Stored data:
──────────────────────────────

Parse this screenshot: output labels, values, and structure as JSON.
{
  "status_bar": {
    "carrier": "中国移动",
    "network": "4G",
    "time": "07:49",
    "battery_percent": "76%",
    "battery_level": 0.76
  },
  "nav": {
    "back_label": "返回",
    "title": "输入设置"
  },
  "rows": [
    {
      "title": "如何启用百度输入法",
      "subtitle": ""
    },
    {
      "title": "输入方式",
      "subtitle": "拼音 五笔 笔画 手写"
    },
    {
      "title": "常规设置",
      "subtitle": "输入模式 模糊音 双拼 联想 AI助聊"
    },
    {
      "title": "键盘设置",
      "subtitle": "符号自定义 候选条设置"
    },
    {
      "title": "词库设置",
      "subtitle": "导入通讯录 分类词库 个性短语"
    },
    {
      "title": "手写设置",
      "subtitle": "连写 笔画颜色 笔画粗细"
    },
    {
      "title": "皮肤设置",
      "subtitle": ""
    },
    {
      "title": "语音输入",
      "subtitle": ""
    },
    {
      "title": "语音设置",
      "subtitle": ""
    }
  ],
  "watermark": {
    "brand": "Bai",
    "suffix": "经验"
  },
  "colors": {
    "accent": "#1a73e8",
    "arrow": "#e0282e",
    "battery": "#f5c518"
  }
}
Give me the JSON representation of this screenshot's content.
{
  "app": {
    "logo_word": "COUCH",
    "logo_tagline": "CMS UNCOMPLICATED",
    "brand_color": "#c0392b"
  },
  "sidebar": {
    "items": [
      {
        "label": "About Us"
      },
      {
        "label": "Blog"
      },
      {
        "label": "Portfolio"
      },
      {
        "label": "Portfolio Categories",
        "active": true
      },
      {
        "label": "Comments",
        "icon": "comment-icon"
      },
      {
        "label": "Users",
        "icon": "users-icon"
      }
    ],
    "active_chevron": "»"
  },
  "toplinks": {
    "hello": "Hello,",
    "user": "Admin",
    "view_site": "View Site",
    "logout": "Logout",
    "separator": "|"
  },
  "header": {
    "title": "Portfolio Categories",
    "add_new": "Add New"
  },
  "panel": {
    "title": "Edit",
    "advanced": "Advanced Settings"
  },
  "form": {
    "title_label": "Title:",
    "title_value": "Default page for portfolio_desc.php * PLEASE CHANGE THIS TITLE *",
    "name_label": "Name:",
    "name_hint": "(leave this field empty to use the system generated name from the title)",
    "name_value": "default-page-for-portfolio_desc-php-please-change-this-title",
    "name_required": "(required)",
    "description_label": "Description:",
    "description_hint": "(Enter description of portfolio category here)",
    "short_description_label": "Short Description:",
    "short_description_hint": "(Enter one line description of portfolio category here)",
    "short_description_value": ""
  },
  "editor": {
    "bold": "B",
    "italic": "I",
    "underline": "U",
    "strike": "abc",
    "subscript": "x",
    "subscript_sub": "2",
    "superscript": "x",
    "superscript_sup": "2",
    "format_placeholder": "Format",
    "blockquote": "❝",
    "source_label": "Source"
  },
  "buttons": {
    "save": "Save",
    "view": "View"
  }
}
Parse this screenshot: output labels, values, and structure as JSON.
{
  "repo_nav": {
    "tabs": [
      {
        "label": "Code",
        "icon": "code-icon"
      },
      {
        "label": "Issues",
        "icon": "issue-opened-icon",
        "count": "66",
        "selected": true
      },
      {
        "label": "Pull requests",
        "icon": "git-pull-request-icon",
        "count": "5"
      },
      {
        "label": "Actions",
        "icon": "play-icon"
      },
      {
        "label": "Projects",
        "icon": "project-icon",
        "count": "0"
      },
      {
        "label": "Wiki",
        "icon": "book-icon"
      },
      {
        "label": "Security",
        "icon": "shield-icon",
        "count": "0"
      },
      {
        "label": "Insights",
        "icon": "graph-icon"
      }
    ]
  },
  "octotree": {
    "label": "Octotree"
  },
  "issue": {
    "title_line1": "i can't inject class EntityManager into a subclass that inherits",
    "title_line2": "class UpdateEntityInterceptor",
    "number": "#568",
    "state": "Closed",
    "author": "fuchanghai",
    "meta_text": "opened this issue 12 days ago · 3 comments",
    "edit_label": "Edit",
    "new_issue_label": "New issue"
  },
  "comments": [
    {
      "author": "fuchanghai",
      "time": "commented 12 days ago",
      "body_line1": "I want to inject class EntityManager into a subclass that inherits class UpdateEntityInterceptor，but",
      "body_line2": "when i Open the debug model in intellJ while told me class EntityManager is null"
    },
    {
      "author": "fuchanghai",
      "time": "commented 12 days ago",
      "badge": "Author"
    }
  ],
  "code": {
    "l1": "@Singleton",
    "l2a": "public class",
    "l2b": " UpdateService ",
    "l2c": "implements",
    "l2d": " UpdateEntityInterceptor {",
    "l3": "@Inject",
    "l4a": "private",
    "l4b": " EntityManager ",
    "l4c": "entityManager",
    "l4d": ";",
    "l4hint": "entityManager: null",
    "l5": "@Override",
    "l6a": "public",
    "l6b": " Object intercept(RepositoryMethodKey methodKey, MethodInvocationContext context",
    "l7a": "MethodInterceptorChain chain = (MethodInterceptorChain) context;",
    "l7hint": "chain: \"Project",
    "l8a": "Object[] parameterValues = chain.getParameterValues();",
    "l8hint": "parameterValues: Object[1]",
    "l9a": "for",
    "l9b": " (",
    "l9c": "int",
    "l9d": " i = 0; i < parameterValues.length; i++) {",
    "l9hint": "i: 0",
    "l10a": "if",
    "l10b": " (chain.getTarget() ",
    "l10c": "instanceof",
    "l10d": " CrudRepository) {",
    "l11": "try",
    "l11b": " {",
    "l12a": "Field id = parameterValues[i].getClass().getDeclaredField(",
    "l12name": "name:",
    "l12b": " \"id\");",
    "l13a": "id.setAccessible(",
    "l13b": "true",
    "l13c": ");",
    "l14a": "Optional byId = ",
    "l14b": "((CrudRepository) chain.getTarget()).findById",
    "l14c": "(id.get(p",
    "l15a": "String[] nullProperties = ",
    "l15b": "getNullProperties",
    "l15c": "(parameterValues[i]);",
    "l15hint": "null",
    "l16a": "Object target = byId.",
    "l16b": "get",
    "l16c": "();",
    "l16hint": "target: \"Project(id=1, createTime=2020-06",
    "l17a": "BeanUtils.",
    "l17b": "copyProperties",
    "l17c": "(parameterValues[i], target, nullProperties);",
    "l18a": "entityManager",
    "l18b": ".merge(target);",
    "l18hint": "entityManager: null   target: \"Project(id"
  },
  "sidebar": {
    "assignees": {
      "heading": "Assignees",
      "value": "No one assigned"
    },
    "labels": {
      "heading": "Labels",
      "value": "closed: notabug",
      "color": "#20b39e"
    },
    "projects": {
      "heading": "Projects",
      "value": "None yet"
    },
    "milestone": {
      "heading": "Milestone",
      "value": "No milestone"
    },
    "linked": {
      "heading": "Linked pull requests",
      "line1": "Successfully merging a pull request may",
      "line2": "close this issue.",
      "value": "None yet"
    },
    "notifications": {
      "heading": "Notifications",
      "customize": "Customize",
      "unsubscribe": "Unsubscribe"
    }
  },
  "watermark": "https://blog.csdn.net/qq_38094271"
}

──────────────────────────────

> **Set problem**: Each line above must be printed exactly as it appears.

> **Solution to the exercise**:
Parse this screenshot: output labels, values, and structure as JSON.
{
  "status_bar": {
    "carrier": "中国移动",
    "network": "4G",
    "time": "07:49",
    "battery_percent": "76%",
    "battery_level": 0.76
  },
  "nav": {
    "back_label": "返回",
    "title": "输入设置"
  },
  "rows": [
    {
      "title": "如何启用百度输入法",
      "subtitle": ""
    },
    {
      "title": "输入方式",
      "subtitle": "拼音 五笔 笔画 手写"
    },
    {
      "title": "常规设置",
      "subtitle": "输入模式 模糊音 双拼 联想 AI助聊"
    },
    {
      "title": "键盘设置",
      "subtitle": "符号自定义 候选条设置"
    },
    {
      "title": "词库设置",
      "subtitle": "导入通讯录 分类词库 个性短语"
    },
    {
      "title": "手写设置",
      "subtitle": "连写 笔画颜色 笔画粗细"
    },
    {
      "title": "皮肤设置",
      "subtitle": ""
    },
    {
      "title": "语音输入",
      "subtitle": ""
    },
    {
      "title": "语音设置",
      "subtitle": ""
    }
  ],
  "watermark": {
    "brand": "Bai",
    "suffix": "经验"
  },
  "colors": {
    "accent": "#1a73e8",
    "arrow": "#e0282e",
    "battery": "#f5c518"
  }
}
Give me the JSON representation of this screenshot's content.
{
  "app": {
    "logo_word": "COUCH",
    "logo_tagline": "CMS UNCOMPLICATED",
    "brand_color": "#c0392b"
  },
  "sidebar": {
    "items": [
      {
        "label": "About Us"
      },
      {
        "label": "Blog"
      },
      {
        "label": "Portfolio"
      },
      {
        "label": "Portfolio Categories",
        "active": true
      },
      {
        "label": "Comments",
        "icon": "comment-icon"
      },
      {
        "label": "Users",
        "icon": "users-icon"
      }
    ],
    "active_chevron": "»"
  },
  "toplinks": {
    "hello": "Hello,",
    "user": "Admin",
    "view_site": "View Site",
    "logout": "Logout",
    "separator": "|"
  },
  "header": {
    "title": "Portfolio Categories",
    "add_new": "Add New"
  },
  "panel": {
    "title": "Edit",
    "advanced": "Advanced Settings"
  },
  "form": {
    "title_label": "Title:",
    "title_value": "Default page for portfolio_desc.php * PLEASE CHANGE THIS TITLE *",
    "name_label": "Name:",
    "name_hint": "(leave this field empty to use the system generated name from the title)",
    "name_value": "default-page-for-portfolio_desc-php-please-change-this-title",
    "name_required": "(required)",
    "description_label": "Description:",
    "description_hint": "(Enter description of portfolio category here)",
    "short_description_label": "Short Description:",
    "short_description_hint": "(Enter one line description of portfolio category here)",
    "short_description_value": ""
  },
  "editor": {
    "bold": "B",
    "italic": "I",
    "underline": "U",
    "strike": "abc",
    "subscript": "x",
    "subscript_sub": "2",
    "superscript": "x",
    "superscript_sup": "2",
    "format_placeholder": "Format",
    "blockquote": "❝",
    "source_label": "Source"
  },
  "buttons": {
    "save": "Save",
    "view": "View"
  }
}
Parse this screenshot: output labels, values, and structure as JSON.
{
  "repo_nav": {
    "tabs": [
      {
        "label": "Code",
        "icon": "code-icon"
      },
      {
        "label": "Issues",
        "icon": "issue-opened-icon",
        "count": "66",
        "selected": true
      },
      {
        "label": "Pull requests",
        "icon": "git-pull-request-icon",
        "count": "5"
      },
      {
        "label": "Actions",
        "icon": "play-icon"
      },
      {
        "label": "Projects",
        "icon": "project-icon",
        "count": "0"
      },
      {
        "label": "Wiki",
        "icon": "book-icon"
      },
      {
        "label": "Security",
        "icon": "shield-icon",
        "count": "0"
      },
      {
        "label": "Insights",
        "icon": "graph-icon"
      }
    ]
  },
  "octotree": {
    "label": "Octotree"
  },
  "issue": {
    "title_line1": "i can't inject class EntityManager into a subclass that inherits",
    "title_line2": "class UpdateEntityInterceptor",
    "number": "#568",
    "state": "Closed",
    "author": "fuchanghai",
    "meta_text": "opened this issue 12 days ago · 3 comments",
    "edit_label": "Edit",
    "new_issue_label": "New issue"
  },
  "comments": [
    {
      "author": "fuchanghai",
      "time": "commented 12 days ago",
      "body_line1": "I want to inject class EntityManager into a subclass that inherits class UpdateEntityInterceptor，but",
      "body_line2": "when i Open the debug model in intellJ while told me class EntityManager is null"
    },
    {
      "author": "fuchanghai",
      "time": "commented 12 days ago",
      "badge": "Author"
    }
  ],
  "code": {
    "l1": "@Singleton",
    "l2a": "public class",
    "l2b": " UpdateService ",
    "l2c": "implements",
    "l2d": " UpdateEntityInterceptor {",
    "l3": "@Inject",
    "l4a": "private",
    "l4b": " EntityManager ",
    "l4c": "entityManager",
    "l4d": ";",
    "l4hint": "entityManager: null",
    "l5": "@Override",
    "l6a": "public",
    "l6b": " Object intercept(RepositoryMethodKey methodKey, MethodInvocationContext context",
    "l7a": "MethodInterceptorChain chain = (MethodInterceptorChain) context;",
    "l7hint": "chain: \"Project",
    "l8a": "Object[] parameterValues = chain.getParameterValues();",
    "l8hint": "parameterValues: Object[1]",
    "l9a": "for",
    "l9b": " (",
    "l9c": "int",
    "l9d": " i = 0; i < parameterValues.length; i++) {",
    "l9hint": "i: 0",
    "l10a": "if",
    "l10b": " (chain.getTarget() ",
    "l10c": "instanceof",
    "l10d": " CrudRepository) {",
    "l11": "try",
    "l11b": " {",
    "l12a": "Field id = parameterValues[i].getClass().getDeclaredField(",
    "l12name": "name:",
    "l12b": " \"id\");",
    "l13a": "id.setAccessible(",
    "l13b": "true",
    "l13c": ");",
    "l14a": "Optional byId = ",
    "l14b": "((CrudRepository) chain.getTarget()).findById",
    "l14c": "(id.get(p",
    "l15a": "String[] nullProperties = ",
    "l15b": "getNullProperties",
    "l15c": "(parameterValues[i]);",
    "l15hint": "null",
    "l16a": "Object target = byId.",
    "l16b": "get",
    "l16c": "();",
    "l16hint": "target: \"Project(id=1, createTime=2020-06",
    "l17a": "BeanUtils.",
    "l17b": "copyProperties",
    "l17c": "(parameterValues[i], target, nullProperties);",
    "l18a": "entityManager",
    "l18b": ".merge(target);",
    "l18hint": "entityManager: null   target: \"Project(id"
  },
  "sidebar": {
    "assignees": {
      "heading": "Assignees",
      "value": "No one assigned"
    },
    "labels": {
      "heading": "Labels",
      "value": "closed: notabug",
      "color": "#20b39e"
    },
    "projects": {
      "heading": "Projects",
      "value": "None yet"
    },
    "milestone": {
      "heading": "Milestone",
      "value": "No milestone"
    },
    "linked": {
      "heading": "Linked pull requests",
      "line1": "Successfully merging a pull request may",
      "line2": "close this issue.",
      "value": "None yet"
    },
    "notifications": {
      "heading": "Notifications",
      "customize": "Customize",
      "unsubscribe": "Unsubscribe"
    }
  },
  "watermark": "https://blog.csdn.net/qq_38094271"
}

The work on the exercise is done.